**YOUR GOAL:** Locate each line in the records below that contains the string "Иванов", and copy those lines in full. Case counts.

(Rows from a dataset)

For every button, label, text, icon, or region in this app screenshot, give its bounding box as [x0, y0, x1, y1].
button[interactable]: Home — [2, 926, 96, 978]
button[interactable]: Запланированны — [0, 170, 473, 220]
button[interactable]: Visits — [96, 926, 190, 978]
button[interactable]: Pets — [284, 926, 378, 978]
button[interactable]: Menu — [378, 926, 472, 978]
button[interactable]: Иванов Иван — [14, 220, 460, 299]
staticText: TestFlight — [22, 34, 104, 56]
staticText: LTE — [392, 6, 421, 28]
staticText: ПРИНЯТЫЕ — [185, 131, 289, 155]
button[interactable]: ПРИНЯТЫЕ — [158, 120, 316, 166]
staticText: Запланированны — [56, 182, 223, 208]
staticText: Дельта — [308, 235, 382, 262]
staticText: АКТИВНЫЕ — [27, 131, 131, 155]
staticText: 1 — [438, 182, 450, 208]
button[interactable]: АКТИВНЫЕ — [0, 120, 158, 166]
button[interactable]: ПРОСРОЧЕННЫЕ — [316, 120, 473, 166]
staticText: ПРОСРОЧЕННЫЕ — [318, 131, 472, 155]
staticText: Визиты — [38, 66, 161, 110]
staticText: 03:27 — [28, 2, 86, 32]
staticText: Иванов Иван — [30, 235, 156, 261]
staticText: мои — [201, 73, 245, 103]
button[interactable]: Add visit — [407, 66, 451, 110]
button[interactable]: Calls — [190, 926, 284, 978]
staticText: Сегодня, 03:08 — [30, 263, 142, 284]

**RESPONSE TO THE EXERCISE:**
button[interactable]: Иванов Иван — [14, 220, 460, 299]
staticText: Иванов Иван — [30, 235, 156, 261]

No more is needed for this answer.